Read the lines that follow and pick out every one containing the word "title".

(Provided records)
↓

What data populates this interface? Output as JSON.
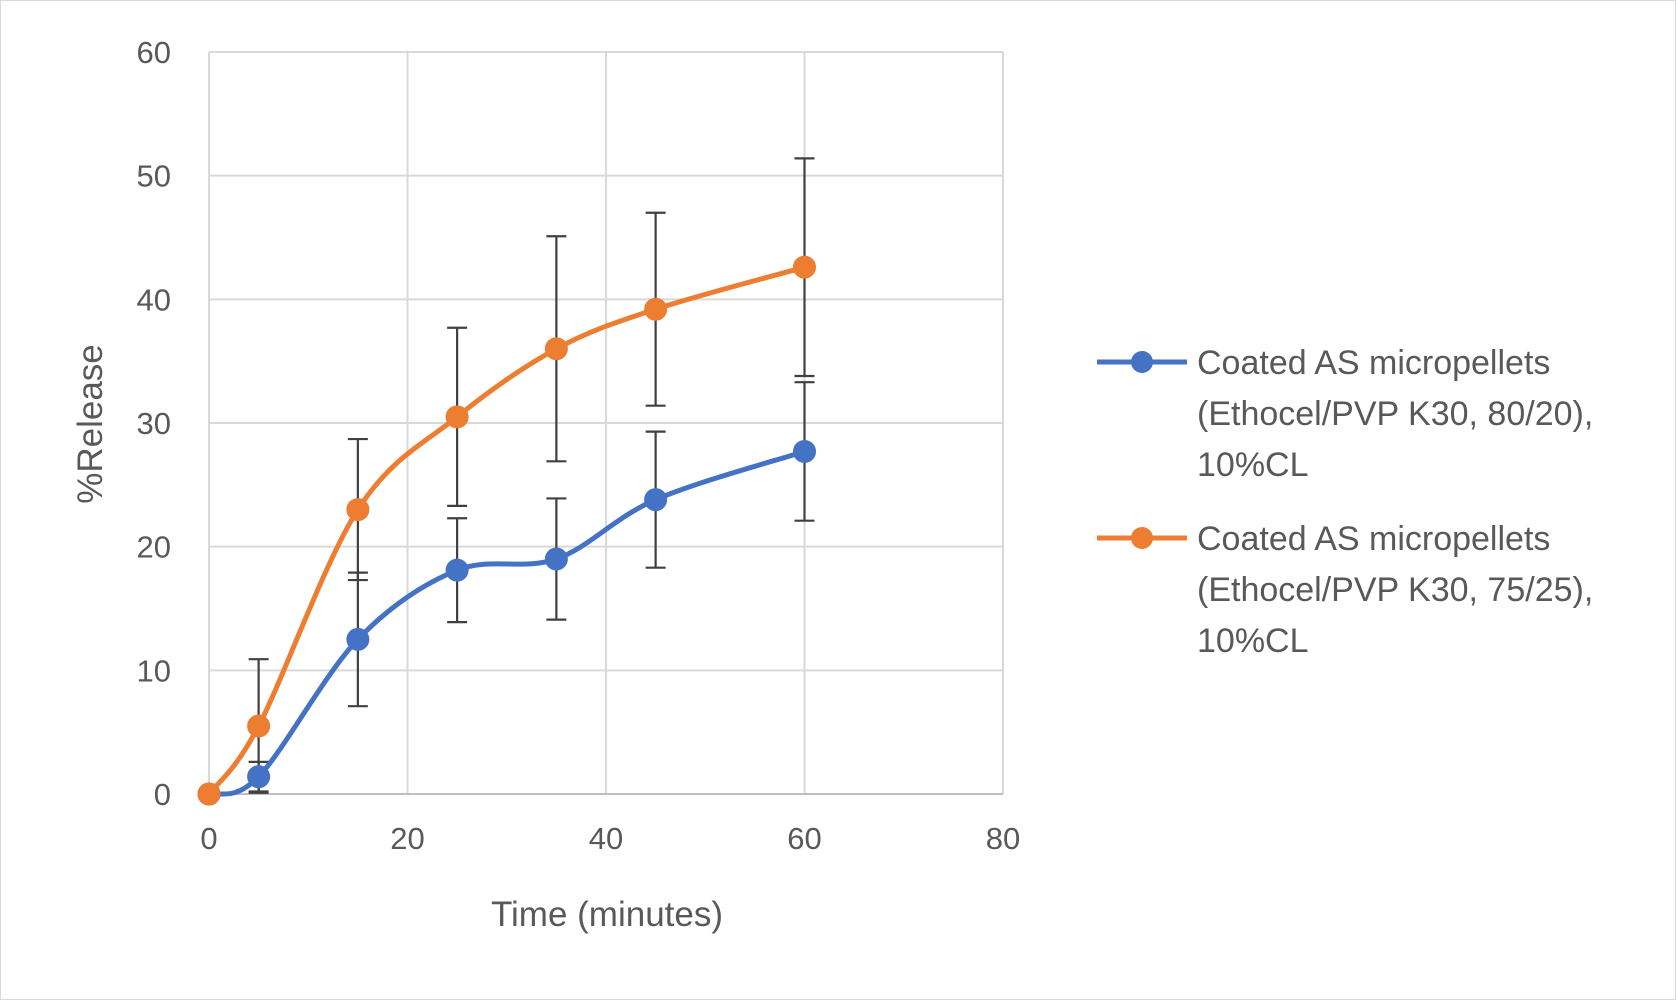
{
  "chart_data": {
    "type": "scatter",
    "xlabel": "Time (minutes)",
    "ylabel": "%Release",
    "xlim": [
      0,
      80
    ],
    "ylim": [
      0,
      60
    ],
    "x_ticks": [
      0,
      20,
      40,
      60,
      80
    ],
    "y_ticks": [
      0,
      10,
      20,
      30,
      40,
      50,
      60
    ],
    "grid": true,
    "smooth_lines": true,
    "error_bars": true,
    "legend_position": "right",
    "series": [
      {
        "name_lines": [
          "Coated AS micropellets",
          "(Ethocel/PVP K30, 80/20),",
          "10%CL"
        ],
        "color": "#4472C4",
        "x": [
          0,
          5,
          15,
          25,
          35,
          45,
          60
        ],
        "y": [
          0,
          1.4,
          12.5,
          18.1,
          19.0,
          23.8,
          27.7
        ],
        "err": [
          0,
          1.2,
          5.4,
          4.2,
          4.9,
          5.5,
          5.6
        ]
      },
      {
        "name_lines": [
          "Coated AS micropellets",
          "(Ethocel/PVP K30, 75/25),",
          "10%CL"
        ],
        "color": "#ED7D31",
        "x": [
          0,
          5,
          15,
          25,
          35,
          45,
          60
        ],
        "y": [
          0,
          5.5,
          23.0,
          30.5,
          36.0,
          39.2,
          42.6
        ],
        "err": [
          0,
          5.4,
          5.7,
          7.2,
          9.1,
          7.8,
          8.8
        ]
      }
    ]
  }
}
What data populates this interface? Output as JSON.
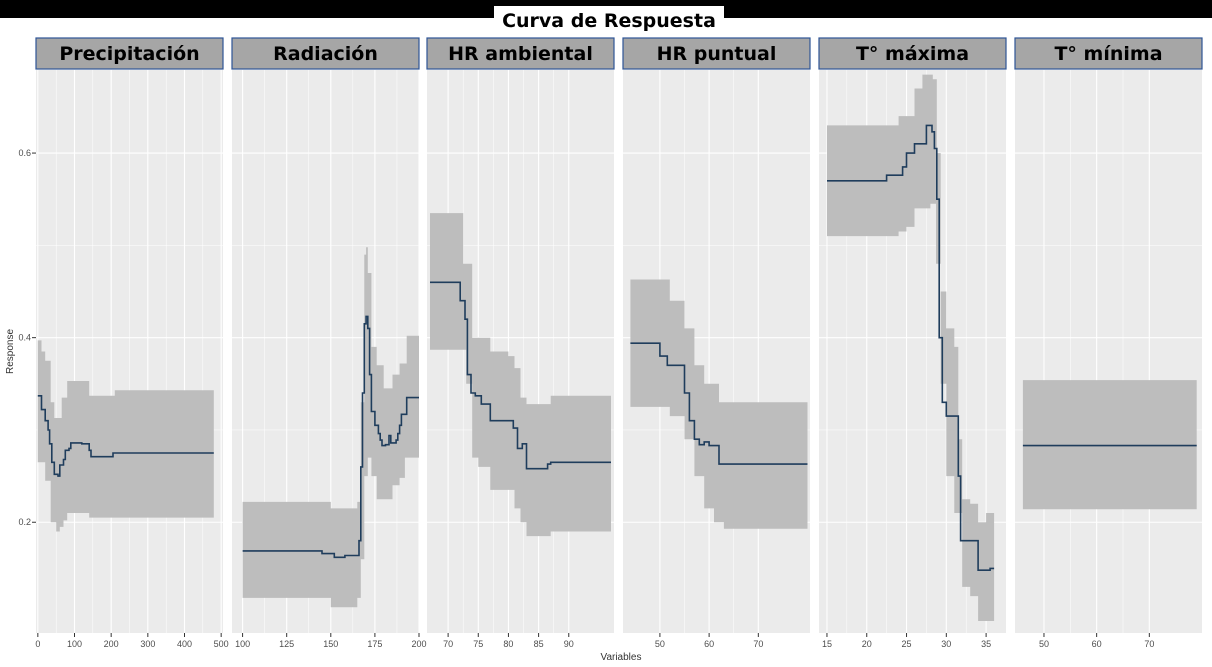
{
  "title": "Curva de Respuesta",
  "colors": {
    "panel_bg": "#ebebeb",
    "strip_bg": "#a6a6a6",
    "strip_border": "#2e5597",
    "ribbon": "#bdbdbd",
    "line": "#1f3d5c",
    "grid": "#ffffff",
    "axis_text": "#4d4d4d"
  },
  "chart_data": {
    "type": "line",
    "title": "Curva de Respuesta",
    "xlabel": "Variables",
    "ylabel": "Response",
    "ylim": [
      0.08,
      0.69
    ],
    "yticks": [
      0.2,
      0.4,
      0.6
    ],
    "ytick_labels": [
      "0.2",
      "0.4",
      "0.6"
    ],
    "panels": [
      {
        "name": "Precipitación",
        "xlim": [
          -5,
          505
        ],
        "xticks": [
          0,
          100,
          200,
          300,
          400,
          500
        ],
        "xtick_labels": [
          "0",
          "100",
          "200",
          "300",
          "400",
          "500"
        ],
        "points": [
          [
            0,
            0.337
          ],
          [
            10,
            0.322
          ],
          [
            20,
            0.31
          ],
          [
            28,
            0.3
          ],
          [
            32,
            0.285
          ],
          [
            38,
            0.265
          ],
          [
            45,
            0.252
          ],
          [
            55,
            0.25
          ],
          [
            60,
            0.262
          ],
          [
            70,
            0.268
          ],
          [
            75,
            0.278
          ],
          [
            85,
            0.28
          ],
          [
            90,
            0.286
          ],
          [
            120,
            0.285
          ],
          [
            140,
            0.278
          ],
          [
            145,
            0.271
          ],
          [
            200,
            0.271
          ],
          [
            205,
            0.275
          ],
          [
            480,
            0.275
          ]
        ],
        "lower": [
          [
            0,
            0.265
          ],
          [
            20,
            0.245
          ],
          [
            35,
            0.2
          ],
          [
            50,
            0.19
          ],
          [
            60,
            0.195
          ],
          [
            70,
            0.202
          ],
          [
            80,
            0.21
          ],
          [
            100,
            0.21
          ],
          [
            140,
            0.205
          ],
          [
            480,
            0.205
          ]
        ],
        "upper": [
          [
            0,
            0.397
          ],
          [
            10,
            0.385
          ],
          [
            20,
            0.375
          ],
          [
            35,
            0.33
          ],
          [
            45,
            0.313
          ],
          [
            55,
            0.313
          ],
          [
            65,
            0.335
          ],
          [
            80,
            0.353
          ],
          [
            120,
            0.353
          ],
          [
            140,
            0.337
          ],
          [
            200,
            0.337
          ],
          [
            210,
            0.343
          ],
          [
            480,
            0.343
          ]
        ]
      },
      {
        "name": "Radiación",
        "xlim": [
          94,
          200
        ],
        "xticks": [
          100,
          125,
          150,
          175,
          200
        ],
        "xtick_labels": [
          "100",
          "125",
          "150",
          "175",
          "200"
        ],
        "points": [
          [
            100,
            0.169
          ],
          [
            140,
            0.169
          ],
          [
            145,
            0.166
          ],
          [
            150,
            0.166
          ],
          [
            152,
            0.162
          ],
          [
            157,
            0.162
          ],
          [
            158,
            0.164
          ],
          [
            165,
            0.164
          ],
          [
            166,
            0.18
          ],
          [
            167,
            0.26
          ],
          [
            168,
            0.34
          ],
          [
            169,
            0.415
          ],
          [
            170,
            0.423
          ],
          [
            171,
            0.41
          ],
          [
            172,
            0.36
          ],
          [
            173,
            0.32
          ],
          [
            175,
            0.305
          ],
          [
            177,
            0.296
          ],
          [
            178,
            0.289
          ],
          [
            179,
            0.283
          ],
          [
            181,
            0.284
          ],
          [
            183,
            0.294
          ],
          [
            184,
            0.286
          ],
          [
            187,
            0.289
          ],
          [
            188,
            0.296
          ],
          [
            189,
            0.305
          ],
          [
            190,
            0.317
          ],
          [
            193,
            0.335
          ],
          [
            200,
            0.335
          ]
        ],
        "lower": [
          [
            100,
            0.118
          ],
          [
            140,
            0.118
          ],
          [
            150,
            0.108
          ],
          [
            160,
            0.108
          ],
          [
            165,
            0.118
          ],
          [
            167,
            0.16
          ],
          [
            169,
            0.25
          ],
          [
            171,
            0.27
          ],
          [
            173,
            0.25
          ],
          [
            176,
            0.225
          ],
          [
            181,
            0.225
          ],
          [
            185,
            0.24
          ],
          [
            189,
            0.248
          ],
          [
            192,
            0.27
          ],
          [
            200,
            0.27
          ]
        ],
        "upper": [
          [
            100,
            0.222
          ],
          [
            145,
            0.222
          ],
          [
            150,
            0.215
          ],
          [
            160,
            0.215
          ],
          [
            165,
            0.222
          ],
          [
            167,
            0.33
          ],
          [
            169,
            0.49
          ],
          [
            170,
            0.498
          ],
          [
            171,
            0.47
          ],
          [
            173,
            0.39
          ],
          [
            176,
            0.37
          ],
          [
            180,
            0.345
          ],
          [
            185,
            0.36
          ],
          [
            189,
            0.372
          ],
          [
            193,
            0.402
          ],
          [
            200,
            0.402
          ]
        ]
      },
      {
        "name": "HR ambiental",
        "xlim": [
          66.5,
          97.5
        ],
        "xticks": [
          70,
          75,
          80,
          85,
          90
        ],
        "xtick_labels": [
          "70",
          "75",
          "80",
          "85",
          "90"
        ],
        "points": [
          [
            67,
            0.46
          ],
          [
            71.5,
            0.46
          ],
          [
            72,
            0.44
          ],
          [
            72.8,
            0.42
          ],
          [
            73.2,
            0.36
          ],
          [
            73.8,
            0.34
          ],
          [
            74.5,
            0.337
          ],
          [
            75.5,
            0.328
          ],
          [
            77,
            0.31
          ],
          [
            80,
            0.31
          ],
          [
            80.8,
            0.302
          ],
          [
            81.5,
            0.28
          ],
          [
            82.3,
            0.285
          ],
          [
            83,
            0.258
          ],
          [
            86,
            0.258
          ],
          [
            86.5,
            0.263
          ],
          [
            87,
            0.265
          ],
          [
            97,
            0.265
          ]
        ],
        "lower": [
          [
            67,
            0.387
          ],
          [
            71,
            0.387
          ],
          [
            73,
            0.35
          ],
          [
            74,
            0.27
          ],
          [
            75,
            0.26
          ],
          [
            77,
            0.235
          ],
          [
            80,
            0.235
          ],
          [
            81,
            0.215
          ],
          [
            82,
            0.2
          ],
          [
            83,
            0.185
          ],
          [
            86,
            0.185
          ],
          [
            87,
            0.19
          ],
          [
            97,
            0.19
          ]
        ],
        "upper": [
          [
            67,
            0.535
          ],
          [
            71.5,
            0.535
          ],
          [
            72.5,
            0.48
          ],
          [
            74,
            0.4
          ],
          [
            77,
            0.385
          ],
          [
            80,
            0.38
          ],
          [
            81,
            0.367
          ],
          [
            82,
            0.335
          ],
          [
            83,
            0.328
          ],
          [
            86,
            0.328
          ],
          [
            87,
            0.337
          ],
          [
            97,
            0.337
          ]
        ]
      },
      {
        "name": "HR puntual",
        "xlim": [
          42.5,
          80.5
        ],
        "xticks": [
          50,
          60,
          70
        ],
        "xtick_labels": [
          "50",
          "60",
          "70"
        ],
        "points": [
          [
            44,
            0.394
          ],
          [
            49,
            0.394
          ],
          [
            50,
            0.38
          ],
          [
            51.5,
            0.37
          ],
          [
            54,
            0.37
          ],
          [
            55,
            0.34
          ],
          [
            56,
            0.31
          ],
          [
            57,
            0.29
          ],
          [
            58,
            0.284
          ],
          [
            59,
            0.287
          ],
          [
            60,
            0.283
          ],
          [
            61,
            0.283
          ],
          [
            62,
            0.263
          ],
          [
            80,
            0.263
          ]
        ],
        "lower": [
          [
            44,
            0.325
          ],
          [
            49,
            0.325
          ],
          [
            52,
            0.315
          ],
          [
            55,
            0.29
          ],
          [
            57,
            0.25
          ],
          [
            59,
            0.215
          ],
          [
            61,
            0.2
          ],
          [
            63,
            0.193
          ],
          [
            80,
            0.193
          ]
        ],
        "upper": [
          [
            44,
            0.463
          ],
          [
            50,
            0.463
          ],
          [
            52,
            0.44
          ],
          [
            55,
            0.41
          ],
          [
            57,
            0.37
          ],
          [
            59,
            0.35
          ],
          [
            61,
            0.35
          ],
          [
            62,
            0.33
          ],
          [
            80,
            0.33
          ]
        ]
      },
      {
        "name": "T° máxima",
        "xlim": [
          14,
          37.5
        ],
        "xticks": [
          15,
          20,
          25,
          30,
          35
        ],
        "xtick_labels": [
          "15",
          "20",
          "25",
          "30",
          "35"
        ],
        "points": [
          [
            15,
            0.57
          ],
          [
            22,
            0.57
          ],
          [
            22.5,
            0.576
          ],
          [
            24,
            0.576
          ],
          [
            24.5,
            0.585
          ],
          [
            25,
            0.6
          ],
          [
            26,
            0.61
          ],
          [
            27,
            0.61
          ],
          [
            27.5,
            0.63
          ],
          [
            28.2,
            0.623
          ],
          [
            28.5,
            0.605
          ],
          [
            28.8,
            0.55
          ],
          [
            29.1,
            0.4
          ],
          [
            29.5,
            0.33
          ],
          [
            30,
            0.315
          ],
          [
            31,
            0.315
          ],
          [
            31.5,
            0.25
          ],
          [
            31.8,
            0.18
          ],
          [
            33,
            0.18
          ],
          [
            34,
            0.148
          ],
          [
            35,
            0.148
          ],
          [
            35.5,
            0.15
          ],
          [
            36,
            0.15
          ]
        ],
        "lower": [
          [
            15,
            0.51
          ],
          [
            22,
            0.51
          ],
          [
            24,
            0.515
          ],
          [
            25,
            0.52
          ],
          [
            26,
            0.54
          ],
          [
            28,
            0.545
          ],
          [
            28.7,
            0.48
          ],
          [
            29.3,
            0.35
          ],
          [
            30,
            0.25
          ],
          [
            31,
            0.21
          ],
          [
            32,
            0.13
          ],
          [
            33,
            0.12
          ],
          [
            34,
            0.093
          ],
          [
            36,
            0.097
          ]
        ],
        "upper": [
          [
            15,
            0.63
          ],
          [
            22,
            0.63
          ],
          [
            24,
            0.64
          ],
          [
            26,
            0.67
          ],
          [
            27,
            0.685
          ],
          [
            28.3,
            0.68
          ],
          [
            28.8,
            0.6
          ],
          [
            29.3,
            0.45
          ],
          [
            30,
            0.41
          ],
          [
            31,
            0.39
          ],
          [
            31.5,
            0.29
          ],
          [
            32,
            0.225
          ],
          [
            33,
            0.22
          ],
          [
            34,
            0.2
          ],
          [
            35,
            0.21
          ],
          [
            36,
            0.21
          ]
        ]
      },
      {
        "name": "T° mínima",
        "xlim": [
          44.5,
          80
        ],
        "xticks": [
          50,
          60,
          70
        ],
        "xtick_labels": [
          "50",
          "60",
          "70"
        ],
        "points": [
          [
            46,
            0.283
          ],
          [
            79,
            0.283
          ]
        ],
        "lower": [
          [
            46,
            0.214
          ],
          [
            79,
            0.214
          ]
        ],
        "upper": [
          [
            46,
            0.354
          ],
          [
            79,
            0.354
          ]
        ]
      }
    ]
  }
}
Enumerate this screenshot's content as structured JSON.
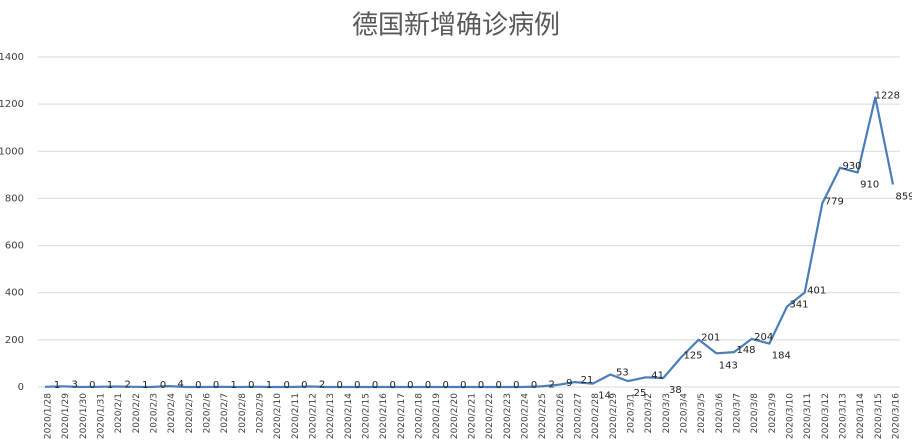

↑

(Expected answer)
  "title": "Curva de Respuesta",
    "title": "Curva de Respuesta",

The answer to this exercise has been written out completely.